- _SET TASK_: Lines containing the string "label" are to be counted; report only how many there are.

□ □ □ □ □ □ □

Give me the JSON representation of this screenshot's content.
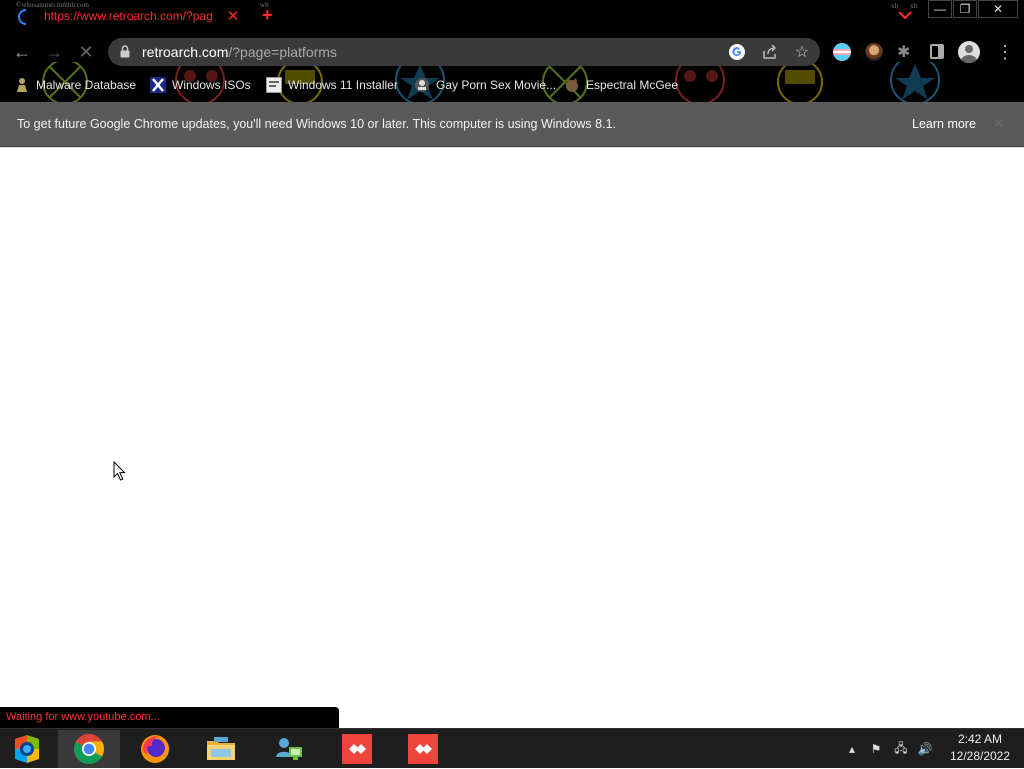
{
  "window": {
    "tab_title": "https://www.retroarch.com/?pag",
    "tab_tiny_url": "©whosammer.tumblr.com",
    "tab_tiny_mark": "wlt",
    "new_tab_glyph": "+",
    "tab_search_tiny": "xlt",
    "tab_search_tiny2": "xlt",
    "minimize_glyph": "—",
    "maximize_glyph": "❐",
    "close_glyph": "✕",
    "tab_close_glyph": "✕"
  },
  "toolbar": {
    "back_glyph": "←",
    "forward_glyph": "→",
    "stop_glyph": "✕",
    "url_host": "retroarch.com",
    "url_path": "/?page=platforms",
    "icons": [
      "lock-icon",
      "google-lens-icon",
      "share-icon",
      "star-icon",
      "trans-flag-extension-icon",
      "avatar-extension-icon",
      "puzzle-extensions-icon",
      "side-panel-icon",
      "profile-icon",
      "kebab-menu-icon"
    ],
    "star_glyph": "☆",
    "puzzle_glyph": "✱",
    "menu_glyph": "⋮"
  },
  "bookmarks": [
    {
      "label": "Malware Database",
      "icon": "warning-person-icon"
    },
    {
      "label": "Windows ISOs",
      "icon": "x-logo-icon"
    },
    {
      "label": "Windows 11 Installer",
      "icon": "installer-icon"
    },
    {
      "label": "Gay Porn Sex Movie...",
      "icon": "site-icon"
    },
    {
      "label": "Espectral McGee",
      "icon": "cat-icon"
    }
  ],
  "infobar": {
    "message": "To get future Google Chrome updates, you'll need Windows 10 or later. This computer is using Windows 8.1.",
    "link": "Learn more",
    "close_glyph": "✕"
  },
  "status": {
    "text": "Waiting for www.youtube.com..."
  },
  "taskbar": {
    "apps": [
      "media-center-icon",
      "chrome-icon",
      "firefox-icon",
      "file-explorer-icon",
      "network-people-icon",
      "anydesk-icon",
      "anydesk-icon"
    ],
    "tray": {
      "chevron_glyph": "▴",
      "flag_glyph": "⚑",
      "network_glyph": "🖧",
      "volume_glyph": "🔊"
    },
    "time": "2:42 AM",
    "date": "12/28/2022"
  },
  "colors": {
    "accent_red": "#ff2a2a",
    "chrome_dark": "#000000",
    "infobar_gray": "#5a5a5a",
    "taskbar": "#1e1e1e"
  }
}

□ □ □ □ □ □ □

- _TASK ANSWER_: 5